WORK REQUIRED - Give the data below again exactly as written, without its pictures.
** Begin GIVEN RECORDS **
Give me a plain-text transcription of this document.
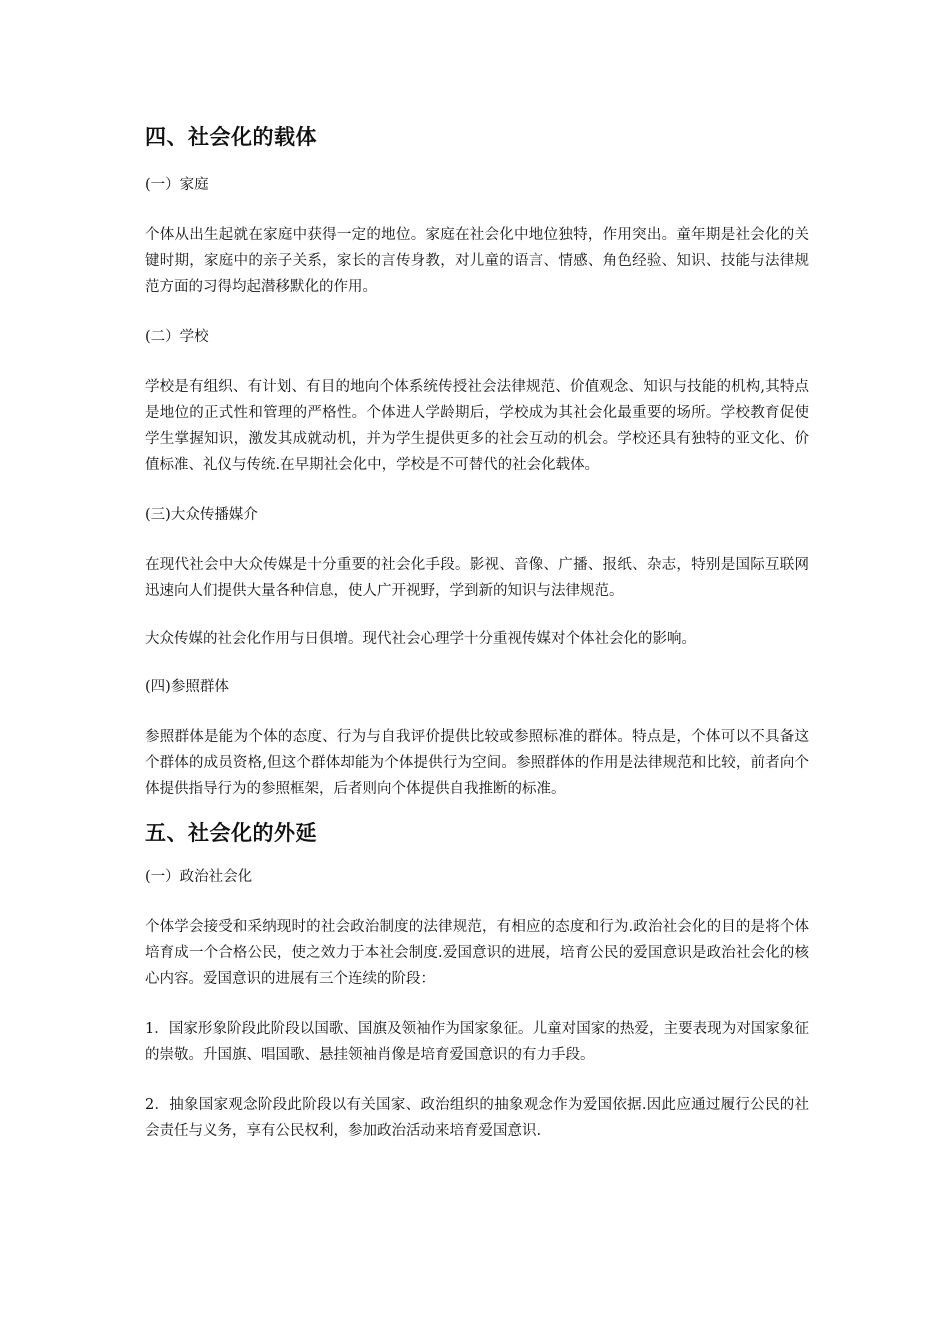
四、社会化的载体

(一）家庭

个体从出生起就在家庭中获得一定的地位。家庭在社会化中地位独特，作用突出。童年期是社会化的关键时期，家庭中的亲子关系，家长的言传身教，对儿童的语言、情感、角色经验、知识、技能与法律规范方面的习得均起潜移默化的作用。

(二）学校

学校是有组织、有计划、有目的地向个体系统传授社会法律规范、价值观念、知识与技能的机构,其特点是地位的正式性和管理的严格性。个体进人学龄期后，学校成为其社会化最重要的场所。学校教育促使学生掌握知识，激发其成就动机，并为学生提供更多的社会互动的机会。学校还具有独特的亚文化、价值标准、礼仪与传统.在早期社会化中，学校是不可替代的社会化载体。

(三)大众传播媒介

在现代社会中大众传媒是十分重要的社会化手段。影视、音像、广播、报纸、杂志，特别是国际互联网迅速向人们提供大量各种信息，使人广开视野，学到新的知识与法律规范。

大众传媒的社会化作用与日俱增。现代社会心理学十分重视传媒对个体社会化的影响。

(四)参照群体

参照群体是能为个体的态度、行为与自我评价提供比较或参照标准的群体。特点是，个体可以不具备这个群体的成员资格,但这个群体却能为个体提供行为空间。参照群体的作用是法律规范和比较，前者向个体提供指导行为的参照框架，后者则向个体提供自我推断的标准。

五、社会化的外延

(一）政治社会化

个体学会接受和采纳现时的社会政治制度的法律规范，有相应的态度和行为.政治社会化的目的是将个体培育成一个合格公民，使之效力于本社会制度.爱国意识的进展，培育公民的爱国意识是政治社会化的核心内容。爱国意识的进展有三个连续的阶段：

1．国家形象阶段此阶段以国歌、国旗及领袖作为国家象征。儿童对国家的热爱，主要表现为对国家象征的崇敬。升国旗、唱国歌、悬挂领袖肖像是培育爱国意识的有力手段。

2．抽象国家观念阶段此阶段以有关国家、政治组织的抽象观念作为爱国依据.因此应通过履行公民的社会责任与义务，享有公民权利，参加政治活动来培育爱国意识.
** End GIVEN RECORDS **
RESULT OF THE TASK -
Give me a plain-text transcription of this document.
四、社会化的载体

(一）家庭

个体从出生起就在家庭中获得一定的地位。家庭在社会化中地位独特，作用突出。童年期是社会化的关键时期，家庭中的亲子关系，家长的言传身教，对儿童的语言、情感、角色经验、知识、技能与法律规范方面的习得均起潜移默化的作用。

(二）学校

学校是有组织、有计划、有目的地向个体系统传授社会法律规范、价值观念、知识与技能的机构,其特点是地位的正式性和管理的严格性。个体进人学龄期后，学校成为其社会化最重要的场所。学校教育促使学生掌握知识，激发其成就动机，并为学生提供更多的社会互动的机会。学校还具有独特的亚文化、价值标准、礼仪与传统.在早期社会化中，学校是不可替代的社会化载体。

(三)大众传播媒介

在现代社会中大众传媒是十分重要的社会化手段。影视、音像、广播、报纸、杂志，特别是国际互联网迅速向人们提供大量各种信息，使人广开视野，学到新的知识与法律规范。

大众传媒的社会化作用与日俱增。现代社会心理学十分重视传媒对个体社会化的影响。

(四)参照群体

参照群体是能为个体的态度、行为与自我评价提供比较或参照标准的群体。特点是，个体可以不具备这个群体的成员资格,但这个群体却能为个体提供行为空间。参照群体的作用是法律规范和比较，前者向个体提供指导行为的参照框架，后者则向个体提供自我推断的标准。

五、社会化的外延

(一）政治社会化

个体学会接受和采纳现时的社会政治制度的法律规范，有相应的态度和行为.政治社会化的目的是将个体培育成一个合格公民，使之效力于本社会制度.爱国意识的进展，培育公民的爱国意识是政治社会化的核心内容。爱国意识的进展有三个连续的阶段：

1．国家形象阶段此阶段以国歌、国旗及领袖作为国家象征。儿童对国家的热爱，主要表现为对国家象征的崇敬。升国旗、唱国歌、悬挂领袖肖像是培育爱国意识的有力手段。

2．抽象国家观念阶段此阶段以有关国家、政治组织的抽象观念作为爱国依据.因此应通过履行公民的社会责任与义务，享有公民权利，参加政治活动来培育爱国意识.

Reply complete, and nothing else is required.